Quote the records below in full, exactly as given, with the images taken out.

* [GIVEN DATA]
▼

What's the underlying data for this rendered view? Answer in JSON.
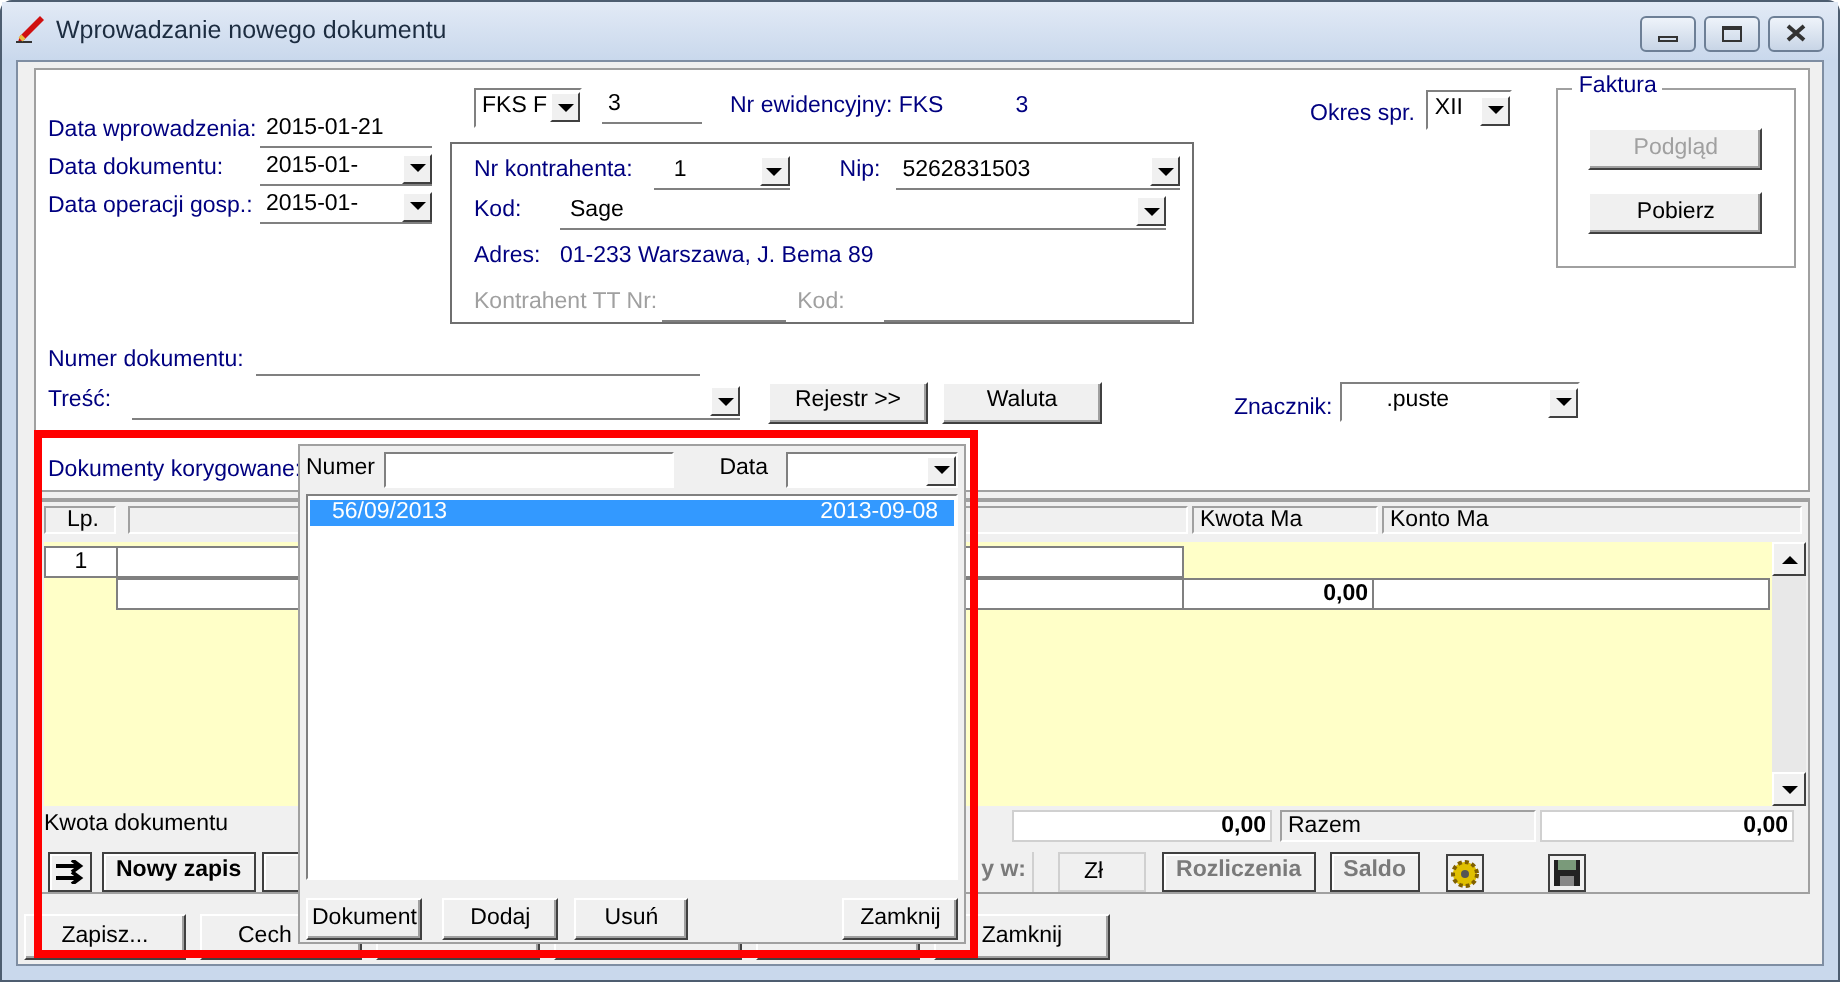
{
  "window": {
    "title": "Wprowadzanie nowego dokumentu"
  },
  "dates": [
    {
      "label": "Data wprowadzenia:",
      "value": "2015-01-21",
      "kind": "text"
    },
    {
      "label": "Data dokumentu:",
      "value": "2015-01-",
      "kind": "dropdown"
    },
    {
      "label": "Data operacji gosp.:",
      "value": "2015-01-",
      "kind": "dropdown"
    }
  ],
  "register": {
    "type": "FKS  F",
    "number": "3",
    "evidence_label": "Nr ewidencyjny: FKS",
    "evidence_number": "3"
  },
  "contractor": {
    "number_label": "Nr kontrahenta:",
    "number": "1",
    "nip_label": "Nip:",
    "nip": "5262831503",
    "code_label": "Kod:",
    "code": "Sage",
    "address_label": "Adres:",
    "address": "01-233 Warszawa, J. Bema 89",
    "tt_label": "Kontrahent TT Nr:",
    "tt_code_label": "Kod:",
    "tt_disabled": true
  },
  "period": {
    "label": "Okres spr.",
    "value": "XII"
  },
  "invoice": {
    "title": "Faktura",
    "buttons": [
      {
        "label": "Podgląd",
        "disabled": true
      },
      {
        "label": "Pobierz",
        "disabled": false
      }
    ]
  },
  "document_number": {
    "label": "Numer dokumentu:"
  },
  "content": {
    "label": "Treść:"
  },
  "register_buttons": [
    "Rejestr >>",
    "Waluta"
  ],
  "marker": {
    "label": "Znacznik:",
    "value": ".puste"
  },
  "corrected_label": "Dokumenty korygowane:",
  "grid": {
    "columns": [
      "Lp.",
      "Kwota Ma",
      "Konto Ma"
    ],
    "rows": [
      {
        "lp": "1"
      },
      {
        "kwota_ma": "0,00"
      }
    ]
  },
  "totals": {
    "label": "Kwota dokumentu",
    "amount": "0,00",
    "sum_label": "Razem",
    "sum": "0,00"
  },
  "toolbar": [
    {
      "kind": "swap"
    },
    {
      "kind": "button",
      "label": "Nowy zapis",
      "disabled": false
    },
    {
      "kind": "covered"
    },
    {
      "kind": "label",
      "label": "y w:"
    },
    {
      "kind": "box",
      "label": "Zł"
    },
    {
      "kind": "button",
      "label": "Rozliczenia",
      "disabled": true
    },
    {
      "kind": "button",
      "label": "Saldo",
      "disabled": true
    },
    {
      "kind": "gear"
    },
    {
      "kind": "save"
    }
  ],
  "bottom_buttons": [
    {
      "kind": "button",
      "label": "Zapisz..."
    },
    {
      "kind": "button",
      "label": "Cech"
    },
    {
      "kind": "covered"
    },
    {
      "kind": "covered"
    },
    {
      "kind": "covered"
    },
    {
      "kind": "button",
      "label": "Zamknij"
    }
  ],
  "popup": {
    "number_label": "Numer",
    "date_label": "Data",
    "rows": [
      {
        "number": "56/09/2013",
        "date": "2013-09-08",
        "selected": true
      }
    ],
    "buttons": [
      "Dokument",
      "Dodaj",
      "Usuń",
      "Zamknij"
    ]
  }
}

▲

* [EXERCISE ANSWER]
What's the underlying data for this rendered view? Answer in JSON.
{
  "window": {
    "title": "Wprowadzanie nowego dokumentu"
  },
  "dates": [
    {
      "label": "Data wprowadzenia:",
      "value": "2015-01-21",
      "kind": "text"
    },
    {
      "label": "Data dokumentu:",
      "value": "2015-01-",
      "kind": "dropdown"
    },
    {
      "label": "Data operacji gosp.:",
      "value": "2015-01-",
      "kind": "dropdown"
    }
  ],
  "register": {
    "type": "FKS  F",
    "number": "3",
    "evidence_label": "Nr ewidencyjny: FKS",
    "evidence_number": "3"
  },
  "contractor": {
    "number_label": "Nr kontrahenta:",
    "number": "1",
    "nip_label": "Nip:",
    "nip": "5262831503",
    "code_label": "Kod:",
    "code": "Sage",
    "address_label": "Adres:",
    "address": "01-233 Warszawa, J. Bema 89",
    "tt_label": "Kontrahent TT Nr:",
    "tt_code_label": "Kod:",
    "tt_disabled": true
  },
  "period": {
    "label": "Okres spr.",
    "value": "XII"
  },
  "invoice": {
    "title": "Faktura",
    "buttons": [
      {
        "label": "Podgląd",
        "disabled": true
      },
      {
        "label": "Pobierz",
        "disabled": false
      }
    ]
  },
  "document_number": {
    "label": "Numer dokumentu:"
  },
  "content": {
    "label": "Treść:"
  },
  "register_buttons": [
    "Rejestr >>",
    "Waluta"
  ],
  "marker": {
    "label": "Znacznik:",
    "value": ".puste"
  },
  "corrected_label": "Dokumenty korygowane:",
  "grid": {
    "columns": [
      "Lp.",
      "Kwota Ma",
      "Konto Ma"
    ],
    "rows": [
      {
        "lp": "1"
      },
      {
        "kwota_ma": "0,00"
      }
    ]
  },
  "totals": {
    "label": "Kwota dokumentu",
    "amount": "0,00",
    "sum_label": "Razem",
    "sum": "0,00"
  },
  "toolbar": [
    {
      "kind": "swap"
    },
    {
      "kind": "button",
      "label": "Nowy zapis",
      "disabled": false
    },
    {
      "kind": "covered"
    },
    {
      "kind": "label",
      "label": "y w:"
    },
    {
      "kind": "box",
      "label": "Zł"
    },
    {
      "kind": "button",
      "label": "Rozliczenia",
      "disabled": true
    },
    {
      "kind": "button",
      "label": "Saldo",
      "disabled": true
    },
    {
      "kind": "gear"
    },
    {
      "kind": "save"
    }
  ],
  "bottom_buttons": [
    {
      "kind": "button",
      "label": "Zapisz..."
    },
    {
      "kind": "button",
      "label": "Cech"
    },
    {
      "kind": "covered"
    },
    {
      "kind": "covered"
    },
    {
      "kind": "covered"
    },
    {
      "kind": "button",
      "label": "Zamknij"
    }
  ],
  "popup": {
    "number_label": "Numer",
    "date_label": "Data",
    "rows": [
      {
        "number": "56/09/2013",
        "date": "2013-09-08",
        "selected": true
      }
    ],
    "buttons": [
      "Dokument",
      "Dodaj",
      "Usuń",
      "Zamknij"
    ]
  }
}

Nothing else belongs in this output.